[Dataset items]
▶

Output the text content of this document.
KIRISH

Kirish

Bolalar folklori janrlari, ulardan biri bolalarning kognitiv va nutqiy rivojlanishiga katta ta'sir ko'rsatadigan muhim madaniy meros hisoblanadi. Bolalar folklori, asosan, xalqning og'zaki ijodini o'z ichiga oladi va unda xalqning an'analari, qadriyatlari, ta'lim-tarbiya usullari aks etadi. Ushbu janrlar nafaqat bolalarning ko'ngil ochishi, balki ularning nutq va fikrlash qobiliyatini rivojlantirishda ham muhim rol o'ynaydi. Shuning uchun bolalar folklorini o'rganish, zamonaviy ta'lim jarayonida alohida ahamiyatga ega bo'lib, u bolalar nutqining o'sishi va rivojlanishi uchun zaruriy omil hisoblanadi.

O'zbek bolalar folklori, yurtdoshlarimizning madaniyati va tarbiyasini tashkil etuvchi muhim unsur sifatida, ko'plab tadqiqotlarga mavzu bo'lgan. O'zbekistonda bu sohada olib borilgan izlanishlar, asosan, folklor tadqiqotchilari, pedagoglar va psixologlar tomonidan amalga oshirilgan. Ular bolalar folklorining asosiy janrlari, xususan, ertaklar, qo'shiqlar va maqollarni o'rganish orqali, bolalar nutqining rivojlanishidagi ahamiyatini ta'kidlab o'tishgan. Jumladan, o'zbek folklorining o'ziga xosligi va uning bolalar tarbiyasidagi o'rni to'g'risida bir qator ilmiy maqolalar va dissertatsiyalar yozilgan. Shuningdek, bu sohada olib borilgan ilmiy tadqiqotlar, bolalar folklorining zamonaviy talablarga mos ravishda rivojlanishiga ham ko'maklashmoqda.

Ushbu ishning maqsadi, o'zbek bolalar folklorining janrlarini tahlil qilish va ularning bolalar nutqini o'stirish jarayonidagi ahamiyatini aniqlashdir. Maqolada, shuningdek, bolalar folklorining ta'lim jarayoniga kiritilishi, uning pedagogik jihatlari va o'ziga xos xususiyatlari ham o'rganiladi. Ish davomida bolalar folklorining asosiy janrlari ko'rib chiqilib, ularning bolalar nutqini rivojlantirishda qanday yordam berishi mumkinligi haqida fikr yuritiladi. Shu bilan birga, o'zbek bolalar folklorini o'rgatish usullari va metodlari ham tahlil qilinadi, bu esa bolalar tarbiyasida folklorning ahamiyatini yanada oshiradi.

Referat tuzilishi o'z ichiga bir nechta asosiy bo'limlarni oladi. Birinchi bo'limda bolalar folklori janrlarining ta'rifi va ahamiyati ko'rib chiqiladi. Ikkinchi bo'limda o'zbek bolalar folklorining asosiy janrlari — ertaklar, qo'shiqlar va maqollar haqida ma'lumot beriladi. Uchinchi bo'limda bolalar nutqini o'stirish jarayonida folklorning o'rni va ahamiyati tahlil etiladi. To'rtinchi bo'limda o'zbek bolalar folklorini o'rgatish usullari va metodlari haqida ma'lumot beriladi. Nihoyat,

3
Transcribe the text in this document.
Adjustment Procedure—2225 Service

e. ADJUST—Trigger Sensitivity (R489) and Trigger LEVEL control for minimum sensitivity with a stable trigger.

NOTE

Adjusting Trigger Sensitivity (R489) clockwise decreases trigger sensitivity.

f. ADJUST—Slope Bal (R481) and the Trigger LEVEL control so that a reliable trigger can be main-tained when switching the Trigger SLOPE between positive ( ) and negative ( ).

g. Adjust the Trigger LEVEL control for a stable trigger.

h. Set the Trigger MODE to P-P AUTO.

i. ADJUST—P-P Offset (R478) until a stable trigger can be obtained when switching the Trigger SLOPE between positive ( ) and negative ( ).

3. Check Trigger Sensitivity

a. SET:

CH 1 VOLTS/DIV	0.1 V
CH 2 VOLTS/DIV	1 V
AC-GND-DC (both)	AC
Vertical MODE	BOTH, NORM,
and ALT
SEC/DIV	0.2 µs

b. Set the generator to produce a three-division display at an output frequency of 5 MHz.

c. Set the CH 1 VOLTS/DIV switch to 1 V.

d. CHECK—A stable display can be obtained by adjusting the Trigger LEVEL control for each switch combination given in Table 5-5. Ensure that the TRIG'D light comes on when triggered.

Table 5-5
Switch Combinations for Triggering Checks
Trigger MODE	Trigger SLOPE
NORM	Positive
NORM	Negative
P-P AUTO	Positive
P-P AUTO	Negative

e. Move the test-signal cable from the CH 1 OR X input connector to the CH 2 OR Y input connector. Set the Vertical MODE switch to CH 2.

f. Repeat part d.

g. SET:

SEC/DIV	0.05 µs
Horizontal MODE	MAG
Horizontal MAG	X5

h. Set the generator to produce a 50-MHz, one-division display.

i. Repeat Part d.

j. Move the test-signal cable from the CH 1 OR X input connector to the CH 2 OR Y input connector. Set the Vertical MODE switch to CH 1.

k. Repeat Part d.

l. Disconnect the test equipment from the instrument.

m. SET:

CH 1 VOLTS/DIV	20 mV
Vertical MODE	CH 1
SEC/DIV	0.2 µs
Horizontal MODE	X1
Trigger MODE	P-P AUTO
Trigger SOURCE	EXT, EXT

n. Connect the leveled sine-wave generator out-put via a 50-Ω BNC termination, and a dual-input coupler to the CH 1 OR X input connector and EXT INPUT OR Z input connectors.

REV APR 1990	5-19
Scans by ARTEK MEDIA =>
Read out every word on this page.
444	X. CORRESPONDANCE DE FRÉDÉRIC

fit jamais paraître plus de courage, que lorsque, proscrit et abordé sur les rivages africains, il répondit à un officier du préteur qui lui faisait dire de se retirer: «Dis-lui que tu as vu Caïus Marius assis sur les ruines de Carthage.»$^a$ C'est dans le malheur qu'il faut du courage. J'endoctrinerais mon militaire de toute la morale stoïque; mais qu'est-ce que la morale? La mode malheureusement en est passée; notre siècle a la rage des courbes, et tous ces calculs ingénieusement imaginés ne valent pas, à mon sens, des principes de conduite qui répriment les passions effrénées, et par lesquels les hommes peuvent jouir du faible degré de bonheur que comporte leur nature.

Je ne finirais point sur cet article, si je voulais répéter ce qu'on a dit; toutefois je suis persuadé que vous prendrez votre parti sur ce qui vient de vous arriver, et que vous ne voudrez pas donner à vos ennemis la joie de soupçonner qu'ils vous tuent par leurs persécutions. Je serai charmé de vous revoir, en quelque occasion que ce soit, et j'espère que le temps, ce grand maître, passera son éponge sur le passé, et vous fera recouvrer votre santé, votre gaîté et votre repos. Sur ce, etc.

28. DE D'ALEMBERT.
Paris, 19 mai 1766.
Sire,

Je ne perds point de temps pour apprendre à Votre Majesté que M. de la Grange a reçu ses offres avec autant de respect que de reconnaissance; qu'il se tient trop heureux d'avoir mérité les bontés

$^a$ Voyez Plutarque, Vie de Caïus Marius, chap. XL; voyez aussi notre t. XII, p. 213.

◀

DIRECTION:
Copy all the entries verbatim.

EXERCISE SOLUTION:
Output the text content of this document.
KIRISH

Kirish

Bolalar folklori janrlari, ulardan biri bolalarning kognitiv va nutqiy rivojlanishiga katta ta'sir ko'rsatadigan muhim madaniy meros hisoblanadi. Bolalar folklori, asosan, xalqning og'zaki ijodini o'z ichiga oladi va unda xalqning an'analari, qadriyatlari, ta'lim-tarbiya usullari aks etadi. Ushbu janrlar nafaqat bolalarning ko'ngil ochishi, balki ularning nutq va fikrlash qobiliyatini rivojlantirishda ham muhim rol o'ynaydi. Shuning uchun bolalar folklorini o'rganish, zamonaviy ta'lim jarayonida alohida ahamiyatga ega bo'lib, u bolalar nutqining o'sishi va rivojlanishi uchun zaruriy omil hisoblanadi.

O'zbek bolalar folklori, yurtdoshlarimizning madaniyati va tarbiyasini tashkil etuvchi muhim unsur sifatida, ko'plab tadqiqotlarga mavzu bo'lgan. O'zbekistonda bu sohada olib borilgan izlanishlar, asosan, folklor tadqiqotchilari, pedagoglar va psixologlar tomonidan amalga oshirilgan. Ular bolalar folklorining asosiy janrlari, xususan, ertaklar, qo'shiqlar va maqollarni o'rganish orqali, bolalar nutqining rivojlanishidagi ahamiyatini ta'kidlab o'tishgan. Jumladan, o'zbek folklorining o'ziga xosligi va uning bolalar tarbiyasidagi o'rni to'g'risida bir qator ilmiy maqolalar va dissertatsiyalar yozilgan. Shuningdek, bu sohada olib borilgan ilmiy tadqiqotlar, bolalar folklorining zamonaviy talablarga mos ravishda rivojlanishiga ham ko'maklashmoqda.

Ushbu ishning maqsadi, o'zbek bolalar folklorining janrlarini tahlil qilish va ularning bolalar nutqini o'stirish jarayonidagi ahamiyatini aniqlashdir. Maqolada, shuningdek, bolalar folklorining ta'lim jarayoniga kiritilishi, uning pedagogik jihatlari va o'ziga xos xususiyatlari ham o'rganiladi. Ish davomida bolalar folklorining asosiy janrlari ko'rib chiqilib, ularning bolalar nutqini rivojlantirishda qanday yordam berishi mumkinligi haqida fikr yuritiladi. Shu bilan birga, o'zbek bolalar folklorini o'rgatish usullari va metodlari ham tahlil qilinadi, bu esa bolalar tarbiyasida folklorning ahamiyatini yanada oshiradi.

Referat tuzilishi o'z ichiga bir nechta asosiy bo'limlarni oladi. Birinchi bo'limda bolalar folklori janrlarining ta'rifi va ahamiyati ko'rib chiqiladi. Ikkinchi bo'limda o'zbek bolalar folklorining asosiy janrlari — ertaklar, qo'shiqlar va maqollar haqida ma'lumot beriladi. Uchinchi bo'limda bolalar nutqini o'stirish jarayonida folklorning o'rni va ahamiyati tahlil etiladi. To'rtinchi bo'limda o'zbek bolalar folklorini o'rgatish usullari va metodlari haqida ma'lumot beriladi. Nihoyat,

3
Transcribe the text in this document.
Adjustment Procedure—2225 Service

e. ADJUST—Trigger Sensitivity (R489) and Trigger LEVEL control for minimum sensitivity with a stable trigger.

NOTE

Adjusting Trigger Sensitivity (R489) clockwise decreases trigger sensitivity.

f. ADJUST—Slope Bal (R481) and the Trigger LEVEL control so that a reliable trigger can be main-tained when switching the Trigger SLOPE between positive ( ) and negative ( ).

g. Adjust the Trigger LEVEL control for a stable trigger.

h. Set the Trigger MODE to P-P AUTO.

i. ADJUST—P-P Offset (R478) until a stable trigger can be obtained when switching the Trigger SLOPE between positive ( ) and negative ( ).

3. Check Trigger Sensitivity

a. SET:

CH 1 VOLTS/DIV	0.1 V
CH 2 VOLTS/DIV	1 V
AC-GND-DC (both)	AC
Vertical MODE	BOTH, NORM,
and ALT
SEC/DIV	0.2 µs

b. Set the generator to produce a three-division display at an output frequency of 5 MHz.

c. Set the CH 1 VOLTS/DIV switch to 1 V.

d. CHECK—A stable display can be obtained by adjusting the Trigger LEVEL control for each switch combination given in Table 5-5. Ensure that the TRIG'D light comes on when triggered.

Table 5-5
Switch Combinations for Triggering Checks
Trigger MODE	Trigger SLOPE
NORM	Positive
NORM	Negative
P-P AUTO	Positive
P-P AUTO	Negative

e. Move the test-signal cable from the CH 1 OR X input connector to the CH 2 OR Y input connector. Set the Vertical MODE switch to CH 2.

f. Repeat part d.

g. SET:

SEC/DIV	0.05 µs
Horizontal MODE	MAG
Horizontal MAG	X5

h. Set the generator to produce a 50-MHz, one-division display.

i. Repeat Part d.

j. Move the test-signal cable from the CH 1 OR X input connector to the CH 2 OR Y input connector. Set the Vertical MODE switch to CH 1.

k. Repeat Part d.

l. Disconnect the test equipment from the instrument.

m. SET:

CH 1 VOLTS/DIV	20 mV
Vertical MODE	CH 1
SEC/DIV	0.2 µs
Horizontal MODE	X1
Trigger MODE	P-P AUTO
Trigger SOURCE	EXT, EXT

n. Connect the leveled sine-wave generator out-put via a 50-Ω BNC termination, and a dual-input coupler to the CH 1 OR X input connector and EXT INPUT OR Z input connectors.

REV APR 1990	5-19
Scans by ARTEK MEDIA =>
Read out every word on this page.
444	X. CORRESPONDANCE DE FRÉDÉRIC

fit jamais paraître plus de courage, que lorsque, proscrit et abordé sur les rivages africains, il répondit à un officier du préteur qui lui faisait dire de se retirer: «Dis-lui que tu as vu Caïus Marius assis sur les ruines de Carthage.»$^a$ C'est dans le malheur qu'il faut du courage. J'endoctrinerais mon militaire de toute la morale stoïque; mais qu'est-ce que la morale? La mode malheureusement en est passée; notre siècle a la rage des courbes, et tous ces calculs ingénieusement imaginés ne valent pas, à mon sens, des principes de conduite qui répriment les passions effrénées, et par lesquels les hommes peuvent jouir du faible degré de bonheur que comporte leur nature.

Je ne finirais point sur cet article, si je voulais répéter ce qu'on a dit; toutefois je suis persuadé que vous prendrez votre parti sur ce qui vient de vous arriver, et que vous ne voudrez pas donner à vos ennemis la joie de soupçonner qu'ils vous tuent par leurs persécutions. Je serai charmé de vous revoir, en quelque occasion que ce soit, et j'espère que le temps, ce grand maître, passera son éponge sur le passé, et vous fera recouvrer votre santé, votre gaîté et votre repos. Sur ce, etc.

28. DE D'ALEMBERT.
Paris, 19 mai 1766.
Sire,

Je ne perds point de temps pour apprendre à Votre Majesté que M. de la Grange a reçu ses offres avec autant de respect que de reconnaissance; qu'il se tient trop heureux d'avoir mérité les bontés

$^a$ Voyez Plutarque, Vie de Caïus Marius, chap. XL; voyez aussi notre t. XII, p. 213.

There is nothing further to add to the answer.